++++ Document excerpt ++++

While the sale of BHP’s remaining fossil fuel assets would undoubtedly alleviate some of the pressure on the company from climate activists and ESG-minded investors, RBC analysts noted on Wednesday the division contributed only a minority of BHP’s carbon footprint.

“Although a divestment would certainly assist with the ESG narrative, in practice the business only accounts for about 5 per cent of scope 1 and 2 emissions and 7 per cent of Scope 3 emissions,” RBC resources analyst Tyler Broda said in a client note.

“BHP is an outlier in the mining sector for its petroleum business and this is often cited in our investor discussions as a point of detraction, especially considering the derating seen in the European oil and gas sector.”

But Mr Broda noted that BHP had not been noticeably marked down by the market, compared to pure-play oil and gas companies in Europe, was under no balance sheet pressure to sell, and that growth in BHP’s petroleum division could still provide an offset to the likely decline in iron ore prices in future years.

++++

:: Set task ::
Continue the news excerpt on BHP's petroleum business and the RBC analysts' view of selling it, starting after its final sentence.

++++ Dataset extract ++++

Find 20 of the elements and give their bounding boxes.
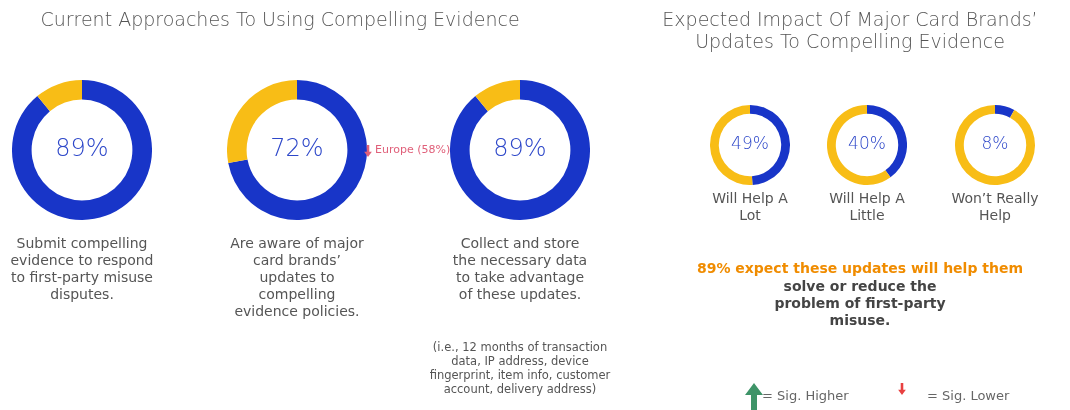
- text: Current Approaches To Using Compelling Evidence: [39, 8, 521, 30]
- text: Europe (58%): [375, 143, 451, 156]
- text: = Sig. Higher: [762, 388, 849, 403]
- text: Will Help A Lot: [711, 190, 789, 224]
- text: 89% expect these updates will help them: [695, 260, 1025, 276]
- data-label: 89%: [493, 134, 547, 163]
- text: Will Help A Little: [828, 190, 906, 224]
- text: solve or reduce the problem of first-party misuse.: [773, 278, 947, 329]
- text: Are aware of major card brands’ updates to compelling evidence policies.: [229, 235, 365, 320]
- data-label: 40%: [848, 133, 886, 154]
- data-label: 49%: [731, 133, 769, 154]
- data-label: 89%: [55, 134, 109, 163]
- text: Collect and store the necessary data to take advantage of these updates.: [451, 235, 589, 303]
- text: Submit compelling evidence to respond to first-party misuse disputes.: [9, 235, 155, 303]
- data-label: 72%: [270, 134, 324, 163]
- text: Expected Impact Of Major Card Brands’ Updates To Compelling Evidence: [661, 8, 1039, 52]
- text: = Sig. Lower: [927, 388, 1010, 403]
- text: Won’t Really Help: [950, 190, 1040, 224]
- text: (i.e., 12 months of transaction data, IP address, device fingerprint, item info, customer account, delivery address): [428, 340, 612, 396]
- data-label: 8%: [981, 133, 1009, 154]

++++
++++ Dataset extract ++++

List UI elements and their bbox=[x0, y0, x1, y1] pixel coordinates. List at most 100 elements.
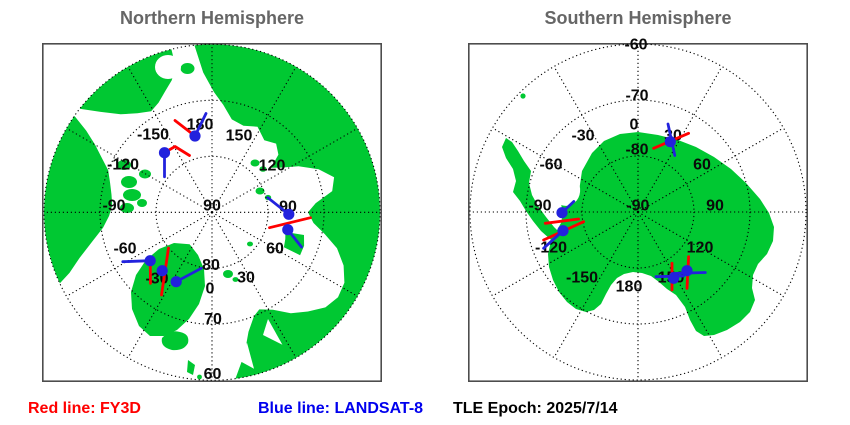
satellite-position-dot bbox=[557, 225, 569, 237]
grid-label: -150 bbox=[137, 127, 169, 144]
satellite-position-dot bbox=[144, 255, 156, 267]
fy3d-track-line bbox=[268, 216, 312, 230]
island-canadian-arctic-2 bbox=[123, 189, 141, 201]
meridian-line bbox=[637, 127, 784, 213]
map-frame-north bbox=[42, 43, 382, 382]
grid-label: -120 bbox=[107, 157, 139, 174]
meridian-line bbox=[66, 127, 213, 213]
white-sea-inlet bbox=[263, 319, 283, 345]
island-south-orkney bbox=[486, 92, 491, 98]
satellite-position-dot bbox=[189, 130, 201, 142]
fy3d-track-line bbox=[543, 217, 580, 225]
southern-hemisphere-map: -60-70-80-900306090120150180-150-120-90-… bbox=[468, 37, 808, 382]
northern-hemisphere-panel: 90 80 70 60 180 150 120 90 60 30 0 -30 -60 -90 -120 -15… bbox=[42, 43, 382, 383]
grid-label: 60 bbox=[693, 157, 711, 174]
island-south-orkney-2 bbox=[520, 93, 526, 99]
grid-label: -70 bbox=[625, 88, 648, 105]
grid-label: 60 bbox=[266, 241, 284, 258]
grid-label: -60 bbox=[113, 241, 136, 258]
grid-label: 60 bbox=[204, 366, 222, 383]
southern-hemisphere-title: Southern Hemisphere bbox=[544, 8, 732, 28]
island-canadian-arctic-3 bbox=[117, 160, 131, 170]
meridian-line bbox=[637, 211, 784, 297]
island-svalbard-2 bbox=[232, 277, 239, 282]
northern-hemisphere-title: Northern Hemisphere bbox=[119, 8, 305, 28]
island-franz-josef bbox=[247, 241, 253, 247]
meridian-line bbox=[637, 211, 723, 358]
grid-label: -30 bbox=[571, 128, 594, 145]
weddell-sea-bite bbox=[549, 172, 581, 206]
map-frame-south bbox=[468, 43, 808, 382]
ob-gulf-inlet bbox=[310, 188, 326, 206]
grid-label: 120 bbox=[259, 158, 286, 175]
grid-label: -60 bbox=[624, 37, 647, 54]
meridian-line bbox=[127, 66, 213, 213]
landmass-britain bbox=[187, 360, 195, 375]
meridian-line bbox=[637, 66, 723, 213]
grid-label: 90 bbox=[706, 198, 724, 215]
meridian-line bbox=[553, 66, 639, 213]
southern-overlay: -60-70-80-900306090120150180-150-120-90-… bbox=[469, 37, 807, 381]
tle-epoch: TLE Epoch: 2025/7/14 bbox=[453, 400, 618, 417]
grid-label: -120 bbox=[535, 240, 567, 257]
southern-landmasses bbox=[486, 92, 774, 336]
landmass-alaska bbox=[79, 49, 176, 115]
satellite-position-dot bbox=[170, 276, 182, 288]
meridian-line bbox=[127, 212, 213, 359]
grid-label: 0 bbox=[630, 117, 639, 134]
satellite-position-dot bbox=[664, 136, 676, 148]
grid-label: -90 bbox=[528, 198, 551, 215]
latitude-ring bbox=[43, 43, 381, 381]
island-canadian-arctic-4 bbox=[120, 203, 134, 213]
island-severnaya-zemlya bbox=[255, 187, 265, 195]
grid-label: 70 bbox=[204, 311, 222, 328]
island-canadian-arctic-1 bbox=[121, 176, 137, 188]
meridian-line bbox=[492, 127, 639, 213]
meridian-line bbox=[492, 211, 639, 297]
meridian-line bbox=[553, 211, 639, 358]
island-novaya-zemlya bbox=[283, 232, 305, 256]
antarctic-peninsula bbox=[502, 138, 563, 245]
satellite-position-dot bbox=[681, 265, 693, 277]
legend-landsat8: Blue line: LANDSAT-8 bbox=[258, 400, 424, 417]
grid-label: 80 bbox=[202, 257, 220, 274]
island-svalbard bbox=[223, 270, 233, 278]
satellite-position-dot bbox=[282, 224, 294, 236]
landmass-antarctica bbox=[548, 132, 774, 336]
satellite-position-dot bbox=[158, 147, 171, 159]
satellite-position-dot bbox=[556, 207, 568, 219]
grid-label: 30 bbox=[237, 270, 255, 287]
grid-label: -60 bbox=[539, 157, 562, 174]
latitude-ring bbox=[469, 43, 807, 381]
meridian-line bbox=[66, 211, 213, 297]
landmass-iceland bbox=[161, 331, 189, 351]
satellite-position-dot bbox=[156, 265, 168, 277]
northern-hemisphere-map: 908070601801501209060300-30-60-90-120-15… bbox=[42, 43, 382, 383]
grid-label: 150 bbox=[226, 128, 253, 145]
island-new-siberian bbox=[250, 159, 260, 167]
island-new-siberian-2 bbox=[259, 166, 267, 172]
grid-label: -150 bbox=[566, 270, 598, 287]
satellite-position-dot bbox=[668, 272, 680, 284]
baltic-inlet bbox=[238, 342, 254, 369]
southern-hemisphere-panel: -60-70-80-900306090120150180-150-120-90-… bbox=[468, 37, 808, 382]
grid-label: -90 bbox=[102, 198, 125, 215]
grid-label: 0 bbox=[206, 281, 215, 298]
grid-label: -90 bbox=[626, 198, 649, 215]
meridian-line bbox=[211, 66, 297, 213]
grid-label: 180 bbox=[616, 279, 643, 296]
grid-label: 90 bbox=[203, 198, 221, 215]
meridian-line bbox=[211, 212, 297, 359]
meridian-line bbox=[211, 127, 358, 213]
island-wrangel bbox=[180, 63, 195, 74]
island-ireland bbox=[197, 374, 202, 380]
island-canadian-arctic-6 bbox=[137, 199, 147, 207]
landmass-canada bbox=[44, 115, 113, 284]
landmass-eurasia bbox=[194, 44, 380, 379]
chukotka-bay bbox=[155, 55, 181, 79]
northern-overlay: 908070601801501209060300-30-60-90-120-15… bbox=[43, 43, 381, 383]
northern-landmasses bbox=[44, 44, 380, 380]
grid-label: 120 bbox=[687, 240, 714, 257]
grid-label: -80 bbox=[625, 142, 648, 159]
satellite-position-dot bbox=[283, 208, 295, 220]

++++
++++ Dataset extract ++++

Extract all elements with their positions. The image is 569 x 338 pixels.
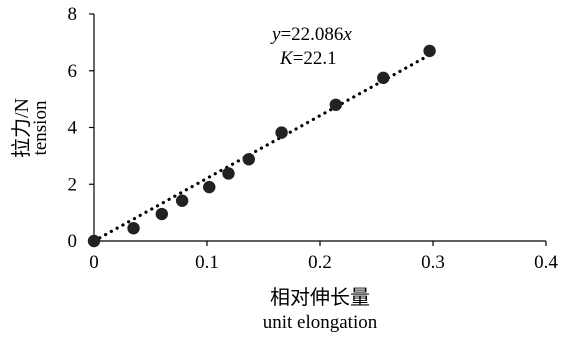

++++

:: Result of this exercise ::
“A potential sale is consistent with CEO Mike Henry’s previous commentary about expectations for an oil price recovery to open up options for the group’s petroleum business and this thesis has traced out well thus far,” he said.

“With BHP’s historical track record from shale, we think BHP has been successful in recent years in rotating capital. The question is what would be the use of any freed up capital at this stage, especially with group cash flow generating substantial shareholder returns already.”

 
 

The seismic shake-up in Australia’s oil and gas landscape mirrors a bigger structural shift among international majors who put non-core assets up for sale after the oil price crash to cut debt, while others wanted to bring in lower carbon energy sources.

Few are looking to sell their tier one projects given expectations for high returns as the global economy roars back to life and demand for the fossil fuel fires up again.

Instead, majors have been looking to cut the fat from their portfolios even as it‘s proven hard to capture buyers for late-life fields or infrastructure-style returns from LNG plants. Private equity, which backed the growth of the US shale boom, has largely stayed on the sidelines in Australia given longer time frames to realise returns.

Up to $40bn of Australian deals were predicted in the next few years by consultancy Wood Mackenzie, but few assets have yet changed hands.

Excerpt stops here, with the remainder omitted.